**SHORT TASK**
Copy out the entire listing below verbatim, leaving out the pictures.

[Element position data]
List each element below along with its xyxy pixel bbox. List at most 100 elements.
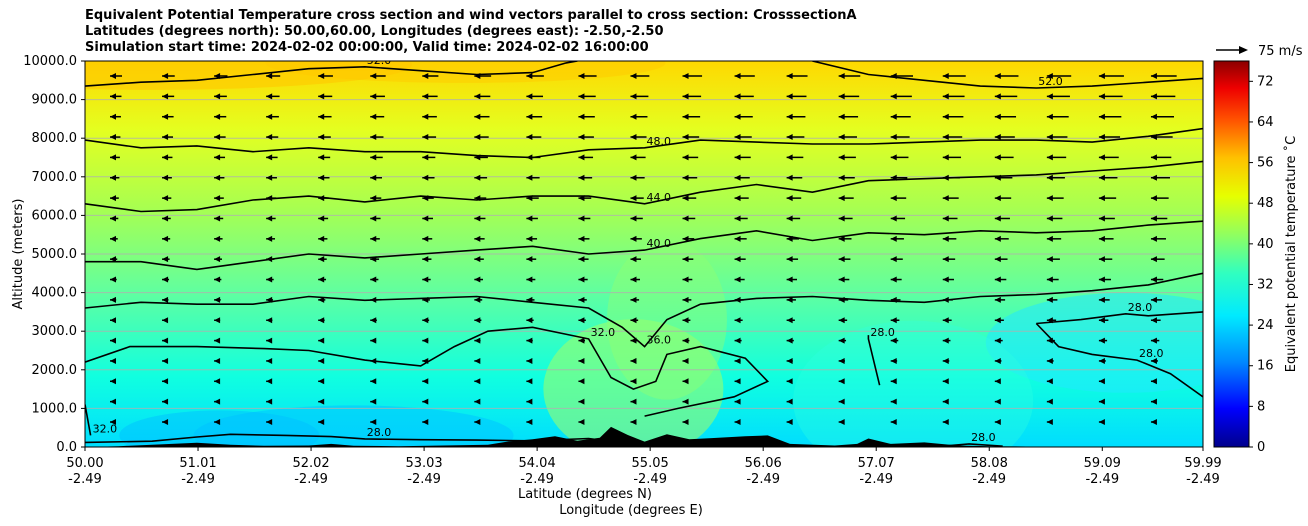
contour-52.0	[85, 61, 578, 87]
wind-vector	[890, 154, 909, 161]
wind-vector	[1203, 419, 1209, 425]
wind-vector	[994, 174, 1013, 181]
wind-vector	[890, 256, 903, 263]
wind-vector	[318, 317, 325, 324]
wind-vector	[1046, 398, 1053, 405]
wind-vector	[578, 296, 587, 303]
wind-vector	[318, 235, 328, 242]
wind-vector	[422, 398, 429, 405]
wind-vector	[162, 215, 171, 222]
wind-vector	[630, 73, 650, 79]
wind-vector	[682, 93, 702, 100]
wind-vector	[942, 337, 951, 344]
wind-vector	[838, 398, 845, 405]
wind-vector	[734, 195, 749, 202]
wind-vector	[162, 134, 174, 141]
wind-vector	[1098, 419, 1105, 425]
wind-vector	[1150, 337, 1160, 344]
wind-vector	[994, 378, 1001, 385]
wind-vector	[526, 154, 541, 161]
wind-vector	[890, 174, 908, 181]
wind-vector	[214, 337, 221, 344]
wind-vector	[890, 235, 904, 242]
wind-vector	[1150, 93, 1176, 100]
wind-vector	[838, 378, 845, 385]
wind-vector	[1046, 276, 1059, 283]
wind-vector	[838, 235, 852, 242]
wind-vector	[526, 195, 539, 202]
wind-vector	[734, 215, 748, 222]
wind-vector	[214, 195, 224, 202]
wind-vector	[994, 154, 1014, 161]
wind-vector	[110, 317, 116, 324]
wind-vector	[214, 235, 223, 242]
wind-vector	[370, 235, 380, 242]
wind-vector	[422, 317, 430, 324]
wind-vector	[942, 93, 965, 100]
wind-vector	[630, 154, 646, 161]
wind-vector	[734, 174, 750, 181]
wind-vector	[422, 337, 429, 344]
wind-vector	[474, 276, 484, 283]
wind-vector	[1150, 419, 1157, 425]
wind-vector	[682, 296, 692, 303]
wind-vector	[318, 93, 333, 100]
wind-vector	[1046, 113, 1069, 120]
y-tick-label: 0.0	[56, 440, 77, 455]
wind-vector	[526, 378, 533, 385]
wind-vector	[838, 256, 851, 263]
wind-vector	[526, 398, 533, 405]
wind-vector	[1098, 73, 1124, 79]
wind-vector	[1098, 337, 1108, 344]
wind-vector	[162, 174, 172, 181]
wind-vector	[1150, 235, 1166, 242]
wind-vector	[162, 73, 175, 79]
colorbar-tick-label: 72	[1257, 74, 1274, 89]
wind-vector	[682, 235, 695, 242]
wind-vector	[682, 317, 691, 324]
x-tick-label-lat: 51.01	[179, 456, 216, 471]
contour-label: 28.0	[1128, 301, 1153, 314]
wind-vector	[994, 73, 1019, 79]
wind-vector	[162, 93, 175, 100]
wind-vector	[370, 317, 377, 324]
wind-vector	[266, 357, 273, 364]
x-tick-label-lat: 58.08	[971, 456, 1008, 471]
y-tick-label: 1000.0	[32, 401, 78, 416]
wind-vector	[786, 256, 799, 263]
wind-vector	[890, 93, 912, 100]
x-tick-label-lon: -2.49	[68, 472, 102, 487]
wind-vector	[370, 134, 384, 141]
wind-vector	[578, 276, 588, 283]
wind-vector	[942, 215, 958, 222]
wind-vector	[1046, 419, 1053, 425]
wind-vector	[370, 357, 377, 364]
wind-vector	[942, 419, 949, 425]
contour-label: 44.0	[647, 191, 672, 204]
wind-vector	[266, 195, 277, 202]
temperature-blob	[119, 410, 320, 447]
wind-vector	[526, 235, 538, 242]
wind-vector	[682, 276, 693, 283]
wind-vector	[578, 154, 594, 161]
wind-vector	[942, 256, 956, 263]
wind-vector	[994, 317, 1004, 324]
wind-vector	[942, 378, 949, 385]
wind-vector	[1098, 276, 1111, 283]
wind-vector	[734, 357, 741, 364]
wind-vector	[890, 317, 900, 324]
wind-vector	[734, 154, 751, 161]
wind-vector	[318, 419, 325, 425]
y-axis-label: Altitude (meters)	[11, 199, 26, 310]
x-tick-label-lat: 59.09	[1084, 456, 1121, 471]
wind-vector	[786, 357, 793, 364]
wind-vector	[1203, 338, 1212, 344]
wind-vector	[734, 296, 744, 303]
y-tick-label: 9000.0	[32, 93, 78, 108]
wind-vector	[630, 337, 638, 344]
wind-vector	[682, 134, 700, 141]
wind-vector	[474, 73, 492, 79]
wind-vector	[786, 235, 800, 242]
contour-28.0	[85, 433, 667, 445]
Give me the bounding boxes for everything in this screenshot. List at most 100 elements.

**WRITTEN ANSWER**
List each element below along with its xyxy pixel bbox. List at most 100 elements.
contour-52.0	[85, 61, 578, 87]
wind-vector	[890, 154, 909, 161]
wind-vector	[1203, 419, 1209, 425]
wind-vector	[994, 174, 1013, 181]
wind-vector	[890, 256, 903, 263]
wind-vector	[318, 317, 325, 324]
wind-vector	[1046, 398, 1053, 405]
wind-vector	[578, 296, 587, 303]
wind-vector	[318, 235, 328, 242]
wind-vector	[422, 398, 429, 405]
wind-vector	[162, 215, 171, 222]
wind-vector	[630, 73, 650, 79]
wind-vector	[682, 93, 702, 100]
wind-vector	[942, 337, 951, 344]
wind-vector	[838, 398, 845, 405]
wind-vector	[734, 195, 749, 202]
wind-vector	[162, 134, 174, 141]
wind-vector	[1098, 419, 1105, 425]
wind-vector	[1150, 337, 1160, 344]
wind-vector	[994, 378, 1001, 385]
wind-vector	[526, 154, 541, 161]
wind-vector	[890, 174, 908, 181]
wind-vector	[214, 337, 221, 344]
wind-vector	[890, 235, 904, 242]
wind-vector	[1150, 93, 1176, 100]
wind-vector	[838, 378, 845, 385]
wind-vector	[1046, 276, 1059, 283]
wind-vector	[838, 235, 852, 242]
wind-vector	[526, 195, 539, 202]
wind-vector	[734, 215, 748, 222]
wind-vector	[214, 195, 224, 202]
wind-vector	[994, 154, 1014, 161]
wind-vector	[110, 317, 116, 324]
wind-vector	[214, 235, 223, 242]
wind-vector	[370, 235, 380, 242]
wind-vector	[422, 317, 430, 324]
wind-vector	[942, 93, 965, 100]
wind-vector	[630, 154, 646, 161]
wind-vector	[734, 174, 750, 181]
wind-vector	[422, 337, 429, 344]
wind-vector	[474, 276, 484, 283]
wind-vector	[1150, 419, 1157, 425]
wind-vector	[682, 296, 692, 303]
wind-vector	[318, 93, 333, 100]
wind-vector	[1046, 113, 1069, 120]
y-tick-label: 0.0	[56, 440, 77, 455]
wind-vector	[526, 378, 533, 385]
wind-vector	[838, 256, 851, 263]
wind-vector	[526, 398, 533, 405]
wind-vector	[1098, 73, 1124, 79]
wind-vector	[1098, 337, 1108, 344]
wind-vector	[162, 174, 172, 181]
wind-vector	[1150, 235, 1166, 242]
wind-vector	[162, 73, 175, 79]
colorbar-tick-label: 72	[1257, 74, 1274, 89]
wind-vector	[682, 235, 695, 242]
wind-vector	[682, 317, 691, 324]
x-tick-label-lat: 51.01	[179, 456, 216, 471]
contour-label: 28.0	[1128, 301, 1153, 314]
wind-vector	[994, 73, 1019, 79]
wind-vector	[162, 93, 175, 100]
wind-vector	[370, 317, 377, 324]
wind-vector	[266, 357, 273, 364]
x-tick-label-lat: 58.08	[971, 456, 1008, 471]
y-tick-label: 1000.0	[32, 401, 78, 416]
wind-vector	[786, 256, 799, 263]
wind-vector	[890, 93, 912, 100]
x-tick-label-lon: -2.49	[68, 472, 102, 487]
wind-vector	[370, 134, 384, 141]
wind-vector	[578, 276, 588, 283]
wind-vector	[942, 215, 958, 222]
wind-vector	[1046, 419, 1053, 425]
wind-vector	[370, 357, 377, 364]
wind-vector	[942, 419, 949, 425]
contour-label: 44.0	[647, 191, 672, 204]
wind-vector	[266, 195, 277, 202]
temperature-blob	[119, 410, 320, 447]
wind-vector	[526, 235, 538, 242]
wind-vector	[682, 276, 693, 283]
wind-vector	[578, 154, 594, 161]
wind-vector	[942, 256, 956, 263]
wind-vector	[994, 317, 1004, 324]
wind-vector	[942, 378, 949, 385]
wind-vector	[1098, 276, 1111, 283]
wind-vector	[734, 357, 741, 364]
wind-vector	[890, 317, 900, 324]
wind-vector	[734, 154, 751, 161]
wind-vector	[318, 419, 325, 425]
y-axis-label: Altitude (meters)	[11, 199, 26, 310]
x-tick-label-lat: 59.09	[1084, 456, 1121, 471]
wind-vector	[786, 357, 793, 364]
wind-vector	[1203, 338, 1212, 344]
wind-vector	[734, 296, 744, 303]
y-tick-label: 9000.0	[32, 93, 78, 108]
wind-vector	[630, 337, 638, 344]
wind-vector	[682, 134, 700, 141]
wind-vector	[474, 73, 492, 79]
wind-vector	[786, 235, 800, 242]
contour-28.0	[85, 433, 667, 445]
Give me the bounding boxes for everything in this screenshot. List at most 100 elements.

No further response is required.